Ieri, conversando con un amico impegnato politicamente e socialmente in una missione di promozione umana in Tanzania, a proposito dei risultati delle elezioni presidenziali a Zanzibar, sono venute fuori delle considerazioni interessanti, che ho piacere di riportare qui.
Come sappiamo dai "media" il partito di Governo del Tanzania ha stravinto a Zanzibar nella persona di Ali Mohamed Shein. E la cosa non ci meraviglia affatto. Semmai induce a riflettere.
Quello che dispiace dinanzi a certi risultati, infatti, è l'assenza di una opposizione costruttiva, che, anche quando ci fosse, possa riuscire a emergere.
Infatti l'annullamento delle precedenti elezioni era proprio legato all'intento di cancellare ogni possibile dissenso. Ecco, allora, parlare di brogli elettorali e di elezioni avvenute in un clima di grande confusione.

> **Il materiale**
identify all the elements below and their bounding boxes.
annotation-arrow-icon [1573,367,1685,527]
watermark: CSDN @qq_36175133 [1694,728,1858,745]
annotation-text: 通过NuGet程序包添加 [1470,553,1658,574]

> **Compito da svolgere**
Elenca tutti i nomi propri di luogo e di persona presenti nel testo sulle elezioni a Zanzibar, riportando ciascuno una sola volta.

> **Risposta all'esercizio**
Tanzania, Zanzibar, Ali Mohamed Shein